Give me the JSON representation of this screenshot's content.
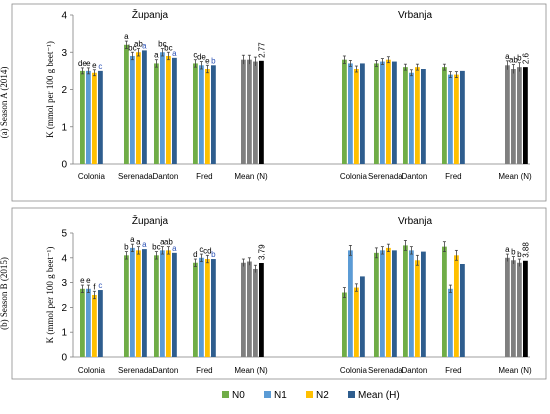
{
  "colors": {
    "N0": "#70ad47",
    "N1": "#5b9bd5",
    "N2": "#ffc000",
    "Mean (H)": "#2e5d8e",
    "mean_grey": "#7f7f7f",
    "overall": "#000000",
    "letters_blue": "#2f55b7"
  },
  "legend": {
    "position": "bottom",
    "items": [
      {
        "key": "N0",
        "label": "N0"
      },
      {
        "key": "N1",
        "label": "N1"
      },
      {
        "key": "N2",
        "label": "N2"
      },
      {
        "key": "Mean (H)",
        "label": "Mean (H)"
      }
    ]
  },
  "chart_data": [
    {
      "type": "bar",
      "row_label": "(a) Season A (2014)",
      "ylabel": "K (mmol per 100 g beet⁻¹)",
      "ylim": [
        0,
        4
      ],
      "yticks": [
        0,
        1,
        2,
        3,
        4
      ],
      "locations": [
        {
          "name": "Županja",
          "categories": [
            "Colonia",
            "Serenada",
            "Danton",
            "Fred"
          ],
          "series": [
            {
              "name": "N0",
              "values": [
                2.5,
                3.2,
                2.7,
                2.7
              ],
              "errors": [
                0.08,
                0.1,
                0.1,
                0.1
              ]
            },
            {
              "name": "N1",
              "values": [
                2.5,
                2.9,
                3.0,
                2.65
              ],
              "errors": [
                0.08,
                0.1,
                0.1,
                0.1
              ]
            },
            {
              "name": "N2",
              "values": [
                2.45,
                3.0,
                2.9,
                2.55
              ],
              "errors": [
                0.08,
                0.1,
                0.1,
                0.1
              ]
            },
            {
              "name": "Mean (H)",
              "values": [
                2.5,
                3.05,
                2.85,
                2.65
              ]
            }
          ],
          "letters": [
            {
              "series": "N0",
              "labels": [
                "de",
                "a",
                "a",
                "c"
              ]
            },
            {
              "series": "N1",
              "labels": [
                "e",
                "bc",
                "bc",
                "de"
              ]
            },
            {
              "series": "N2",
              "labels": [
                "e",
                "ab",
                "bc",
                "e"
              ]
            },
            {
              "series": "Mean (H)",
              "labels": [
                "c",
                "a",
                "a",
                "b"
              ]
            }
          ],
          "mean_n": {
            "values": [
              2.8,
              2.8,
              2.75
            ],
            "overall": 2.77,
            "label": "2.77"
          }
        },
        {
          "name": "Vrbanja",
          "categories": [
            "Colonia",
            "Serenada",
            "Danton",
            "Fred"
          ],
          "series": [
            {
              "name": "N0",
              "values": [
                2.8,
                2.7,
                2.6,
                2.6
              ],
              "errors": [
                0.1,
                0.08,
                0.08,
                0.08
              ]
            },
            {
              "name": "N1",
              "values": [
                2.7,
                2.75,
                2.45,
                2.4
              ],
              "errors": [
                0.08,
                0.08,
                0.08,
                0.08
              ]
            },
            {
              "name": "N2",
              "values": [
                2.55,
                2.8,
                2.6,
                2.4
              ],
              "errors": [
                0.08,
                0.08,
                0.08,
                0.08
              ]
            },
            {
              "name": "Mean (H)",
              "values": [
                2.7,
                2.75,
                2.55,
                2.5
              ]
            }
          ],
          "letters": [],
          "mean_n": {
            "values": [
              2.65,
              2.55,
              2.6
            ],
            "overall": 2.6,
            "label": "2.6",
            "letters": [
              "a",
              "ab",
              "b"
            ]
          }
        }
      ],
      "mean_label": "Mean (N)"
    },
    {
      "type": "bar",
      "row_label": "(b) Season B (2015)",
      "ylabel": "K (mmol per 100 g beet⁻¹)",
      "ylim": [
        0,
        5
      ],
      "yticks": [
        0,
        1,
        2,
        3,
        4,
        5
      ],
      "locations": [
        {
          "name": "Županja",
          "categories": [
            "Colonia",
            "Serenada",
            "Danton",
            "Fred"
          ],
          "series": [
            {
              "name": "N0",
              "values": [
                2.75,
                4.1,
                4.1,
                3.8
              ],
              "errors": [
                0.15,
                0.15,
                0.15,
                0.15
              ]
            },
            {
              "name": "N1",
              "values": [
                2.75,
                4.4,
                4.3,
                4.0
              ],
              "errors": [
                0.15,
                0.15,
                0.15,
                0.15
              ]
            },
            {
              "name": "N2",
              "values": [
                2.5,
                4.3,
                4.3,
                3.95
              ],
              "errors": [
                0.15,
                0.15,
                0.15,
                0.15
              ]
            },
            {
              "name": "Mean (H)",
              "values": [
                2.7,
                4.35,
                4.2,
                3.95
              ]
            }
          ],
          "letters": [
            {
              "series": "N0",
              "labels": [
                "e",
                "b",
                "bc",
                "d"
              ]
            },
            {
              "series": "N1",
              "labels": [
                "e",
                "a",
                "a",
                "c"
              ]
            },
            {
              "series": "N2",
              "labels": [
                "f",
                "a",
                "ab",
                "cd"
              ]
            },
            {
              "series": "Mean (H)",
              "labels": [
                "c",
                "a",
                "a",
                "b"
              ]
            }
          ],
          "mean_n": {
            "values": [
              3.8,
              3.85,
              3.55
            ],
            "overall": 3.79,
            "label": "3.79"
          }
        },
        {
          "name": "Vrbanja",
          "categories": [
            "Colonia",
            "Serenada",
            "Danton",
            "Fred"
          ],
          "series": [
            {
              "name": "N0",
              "values": [
                2.6,
                4.2,
                4.5,
                4.45
              ],
              "errors": [
                0.2,
                0.2,
                0.2,
                0.2
              ]
            },
            {
              "name": "N1",
              "values": [
                4.3,
                4.3,
                4.3,
                2.75
              ],
              "errors": [
                0.2,
                0.15,
                0.15,
                0.15
              ]
            },
            {
              "name": "N2",
              "values": [
                2.8,
                4.4,
                3.9,
                4.1
              ],
              "errors": [
                0.15,
                0.15,
                0.2,
                0.2
              ]
            },
            {
              "name": "Mean (H)",
              "values": [
                3.25,
                4.3,
                4.25,
                3.75
              ]
            }
          ],
          "letters": [],
          "mean_n": {
            "values": [
              4.0,
              3.9,
              3.8
            ],
            "overall": 3.88,
            "label": "3.88",
            "letters": [
              "a",
              "b",
              "b"
            ]
          }
        }
      ],
      "mean_label": "Mean (N)"
    }
  ]
}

·····

What is being asked — Can the entries above be repeated exactly, without their pictures?

The output —
Give me the JSON representation of this screenshot's content.
{
  "colors": {
    "N0": "#70ad47",
    "N1": "#5b9bd5",
    "N2": "#ffc000",
    "Mean (H)": "#2e5d8e",
    "mean_grey": "#7f7f7f",
    "overall": "#000000",
    "letters_blue": "#2f55b7"
  },
  "legend": {
    "position": "bottom",
    "items": [
      {
        "key": "N0",
        "label": "N0"
      },
      {
        "key": "N1",
        "label": "N1"
      },
      {
        "key": "N2",
        "label": "N2"
      },
      {
        "key": "Mean (H)",
        "label": "Mean (H)"
      }
    ]
  },
  "chart_data": [
    {
      "type": "bar",
      "row_label": "(a) Season A (2014)",
      "ylabel": "K (mmol per 100 g beet⁻¹)",
      "ylim": [
        0,
        4
      ],
      "yticks": [
        0,
        1,
        2,
        3,
        4
      ],
      "locations": [
        {
          "name": "Županja",
          "categories": [
            "Colonia",
            "Serenada",
            "Danton",
            "Fred"
          ],
          "series": [
            {
              "name": "N0",
              "values": [
                2.5,
                3.2,
                2.7,
                2.7
              ],
              "errors": [
                0.08,
                0.1,
                0.1,
                0.1
              ]
            },
            {
              "name": "N1",
              "values": [
                2.5,
                2.9,
                3.0,
                2.65
              ],
              "errors": [
                0.08,
                0.1,
                0.1,
                0.1
              ]
            },
            {
              "name": "N2",
              "values": [
                2.45,
                3.0,
                2.9,
                2.55
              ],
              "errors": [
                0.08,
                0.1,
                0.1,
                0.1
              ]
            },
            {
              "name": "Mean (H)",
              "values": [
                2.5,
                3.05,
                2.85,
                2.65
              ]
            }
          ],
          "letters": [
            {
              "series": "N0",
              "labels": [
                "de",
                "a",
                "a",
                "c"
              ]
            },
            {
              "series": "N1",
              "labels": [
                "e",
                "bc",
                "bc",
                "de"
              ]
            },
            {
              "series": "N2",
              "labels": [
                "e",
                "ab",
                "bc",
                "e"
              ]
            },
            {
              "series": "Mean (H)",
              "labels": [
                "c",
                "a",
                "a",
                "b"
              ]
            }
          ],
          "mean_n": {
            "values": [
              2.8,
              2.8,
              2.75
            ],
            "overall": 2.77,
            "label": "2.77"
          }
        },
        {
          "name": "Vrbanja",
          "categories": [
            "Colonia",
            "Serenada",
            "Danton",
            "Fred"
          ],
          "series": [
            {
              "name": "N0",
              "values": [
                2.8,
                2.7,
                2.6,
                2.6
              ],
              "errors": [
                0.1,
                0.08,
                0.08,
                0.08
              ]
            },
            {
              "name": "N1",
              "values": [
                2.7,
                2.75,
                2.45,
                2.4
              ],
              "errors": [
                0.08,
                0.08,
                0.08,
                0.08
              ]
            },
            {
              "name": "N2",
              "values": [
                2.55,
                2.8,
                2.6,
                2.4
              ],
              "errors": [
                0.08,
                0.08,
                0.08,
                0.08
              ]
            },
            {
              "name": "Mean (H)",
              "values": [
                2.7,
                2.75,
                2.55,
                2.5
              ]
            }
          ],
          "letters": [],
          "mean_n": {
            "values": [
              2.65,
              2.55,
              2.6
            ],
            "overall": 2.6,
            "label": "2.6",
            "letters": [
              "a",
              "ab",
              "b"
            ]
          }
        }
      ],
      "mean_label": "Mean (N)"
    },
    {
      "type": "bar",
      "row_label": "(b) Season B (2015)",
      "ylabel": "K (mmol per 100 g beet⁻¹)",
      "ylim": [
        0,
        5
      ],
      "yticks": [
        0,
        1,
        2,
        3,
        4,
        5
      ],
      "locations": [
        {
          "name": "Županja",
          "categories": [
            "Colonia",
            "Serenada",
            "Danton",
            "Fred"
          ],
          "series": [
            {
              "name": "N0",
              "values": [
                2.75,
                4.1,
                4.1,
                3.8
              ],
              "errors": [
                0.15,
                0.15,
                0.15,
                0.15
              ]
            },
            {
              "name": "N1",
              "values": [
                2.75,
                4.4,
                4.3,
                4.0
              ],
              "errors": [
                0.15,
                0.15,
                0.15,
                0.15
              ]
            },
            {
              "name": "N2",
              "values": [
                2.5,
                4.3,
                4.3,
                3.95
              ],
              "errors": [
                0.15,
                0.15,
                0.15,
                0.15
              ]
            },
            {
              "name": "Mean (H)",
              "values": [
                2.7,
                4.35,
                4.2,
                3.95
              ]
            }
          ],
          "letters": [
            {
              "series": "N0",
              "labels": [
                "e",
                "b",
                "bc",
                "d"
              ]
            },
            {
              "series": "N1",
              "labels": [
                "e",
                "a",
                "a",
                "c"
              ]
            },
            {
              "series": "N2",
              "labels": [
                "f",
                "a",
                "ab",
                "cd"
              ]
            },
            {
              "series": "Mean (H)",
              "labels": [
                "c",
                "a",
                "a",
                "b"
              ]
            }
          ],
          "mean_n": {
            "values": [
              3.8,
              3.85,
              3.55
            ],
            "overall": 3.79,
            "label": "3.79"
          }
        },
        {
          "name": "Vrbanja",
          "categories": [
            "Colonia",
            "Serenada",
            "Danton",
            "Fred"
          ],
          "series": [
            {
              "name": "N0",
              "values": [
                2.6,
                4.2,
                4.5,
                4.45
              ],
              "errors": [
                0.2,
                0.2,
                0.2,
                0.2
              ]
            },
            {
              "name": "N1",
              "values": [
                4.3,
                4.3,
                4.3,
                2.75
              ],
              "errors": [
                0.2,
                0.15,
                0.15,
                0.15
              ]
            },
            {
              "name": "N2",
              "values": [
                2.8,
                4.4,
                3.9,
                4.1
              ],
              "errors": [
                0.15,
                0.15,
                0.2,
                0.2
              ]
            },
            {
              "name": "Mean (H)",
              "values": [
                3.25,
                4.3,
                4.25,
                3.75
              ]
            }
          ],
          "letters": [],
          "mean_n": {
            "values": [
              4.0,
              3.9,
              3.8
            ],
            "overall": 3.88,
            "label": "3.88",
            "letters": [
              "a",
              "b",
              "b"
            ]
          }
        }
      ],
      "mean_label": "Mean (N)"
    }
  ]
}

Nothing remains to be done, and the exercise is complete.